Learning shouldn’t be too easy

When you try to help other people learn, you have to find a balance between filling them in and weighing them down.

Successful learning seems to require a certain amount of challenge to the learner — creating a need or desire to expend effort. Imagine a graph on which the vertical axis shows learning and the horizonal axis shows the degree of challenge:

bellcurve.jpg

Photo by c r i s. CC attributionCC noncommercialCC no derivatives Some rights reserved.

At the left end of the curve, little challenge means little learning. The individual sees the content as too easy. (I already know how to [do arithmetic | fill out expense reports | write email].)

On the right, the challenge is too great, and learning diminishes. (Speak Arabic like a native in just four hours.) For now I’m at the left end, talking about how much challenge is helpful.

One of the largest projects I’ve worked on involved a new sales-force application developed for a client’s 2,400 sales reps and their supervisors. They had been working with a daunting paper-based system: the average sales rep completed 10 store-visit reports per day, mailing the reports to the corporate data center. Every six weeks, the sales rep received an updated “call book” with 200 pages of store profiles, account analysis, and (not all that helpfully) errors found in the last 300 store-visit reports.

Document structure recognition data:

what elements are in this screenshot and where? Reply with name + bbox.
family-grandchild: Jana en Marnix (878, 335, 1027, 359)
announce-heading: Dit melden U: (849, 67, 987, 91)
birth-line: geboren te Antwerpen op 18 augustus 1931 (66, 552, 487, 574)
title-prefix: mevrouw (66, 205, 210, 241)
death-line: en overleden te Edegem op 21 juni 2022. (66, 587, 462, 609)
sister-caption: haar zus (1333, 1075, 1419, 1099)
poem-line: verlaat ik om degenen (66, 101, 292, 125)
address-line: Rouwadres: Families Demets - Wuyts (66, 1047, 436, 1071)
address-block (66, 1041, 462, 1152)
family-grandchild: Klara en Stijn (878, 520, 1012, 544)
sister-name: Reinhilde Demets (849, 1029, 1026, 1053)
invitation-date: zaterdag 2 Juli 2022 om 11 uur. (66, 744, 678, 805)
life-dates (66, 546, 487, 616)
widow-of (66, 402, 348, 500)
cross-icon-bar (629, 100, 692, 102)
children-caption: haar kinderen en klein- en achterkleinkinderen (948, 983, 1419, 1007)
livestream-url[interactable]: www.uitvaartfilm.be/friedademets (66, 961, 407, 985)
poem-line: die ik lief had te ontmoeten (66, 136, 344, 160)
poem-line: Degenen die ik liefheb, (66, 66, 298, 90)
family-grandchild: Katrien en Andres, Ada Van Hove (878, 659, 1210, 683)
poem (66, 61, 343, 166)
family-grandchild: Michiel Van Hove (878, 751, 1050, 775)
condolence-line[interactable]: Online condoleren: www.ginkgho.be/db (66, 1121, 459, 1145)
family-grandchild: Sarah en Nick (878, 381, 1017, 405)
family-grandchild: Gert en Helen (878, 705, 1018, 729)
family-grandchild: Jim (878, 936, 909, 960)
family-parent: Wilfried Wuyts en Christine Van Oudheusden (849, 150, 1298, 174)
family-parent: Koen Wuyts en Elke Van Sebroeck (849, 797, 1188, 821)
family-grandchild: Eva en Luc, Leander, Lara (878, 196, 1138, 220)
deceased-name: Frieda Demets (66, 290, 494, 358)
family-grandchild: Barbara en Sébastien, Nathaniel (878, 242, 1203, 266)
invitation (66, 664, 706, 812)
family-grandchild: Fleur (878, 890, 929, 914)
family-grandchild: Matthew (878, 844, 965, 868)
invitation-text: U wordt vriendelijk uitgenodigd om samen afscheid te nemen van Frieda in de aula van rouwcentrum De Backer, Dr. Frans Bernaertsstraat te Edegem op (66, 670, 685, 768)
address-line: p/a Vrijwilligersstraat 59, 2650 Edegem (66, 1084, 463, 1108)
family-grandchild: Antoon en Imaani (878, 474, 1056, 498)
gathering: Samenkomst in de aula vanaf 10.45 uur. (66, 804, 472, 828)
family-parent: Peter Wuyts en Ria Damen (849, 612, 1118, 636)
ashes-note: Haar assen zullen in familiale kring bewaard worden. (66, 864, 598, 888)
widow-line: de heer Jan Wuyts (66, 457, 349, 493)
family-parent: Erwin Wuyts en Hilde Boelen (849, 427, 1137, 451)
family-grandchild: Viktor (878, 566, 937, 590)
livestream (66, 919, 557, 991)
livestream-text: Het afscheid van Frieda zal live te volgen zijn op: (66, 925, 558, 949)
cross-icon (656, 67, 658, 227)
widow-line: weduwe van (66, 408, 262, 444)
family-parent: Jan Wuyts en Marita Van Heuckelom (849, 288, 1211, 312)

» SET OF TASKS:
• 1. In the passage on learning and challenge, for how many sales reps was the new sales-force application developed?
• 2. From the passage on learning and challenge, write out the part that opens with the words containing "At the left end of" and closes with "300 store-visit reports.".

» RESULTS OF THE EXERCISE:
• 1. It was developed for 2,400 sales reps and their supervisors.

• 2.
At the left end of the curve, little challenge means little learning. The individual sees the content as too easy. (I already know how to [do arithmetic | fill out expense reports | write email].)

On the right, the challenge is too great, and learning diminishes. (Speak Arabic like a native in just four hours.) For now I’m at the left end, talking about how much challenge is helpful.

One of the largest projects I’ve worked on involved a new sales-force application developed for a client’s 2,400 sales reps and their supervisors. They had been working with a daunting paper-based system: the average sales rep completed 10 store-visit reports per day, mailing the reports to the corporate data center. Every six weeks, the sales rep received an updated “call book” with 200 pages of store profiles, account analysis, and (not all that helpfully) errors found in the last 300 store-visit reports.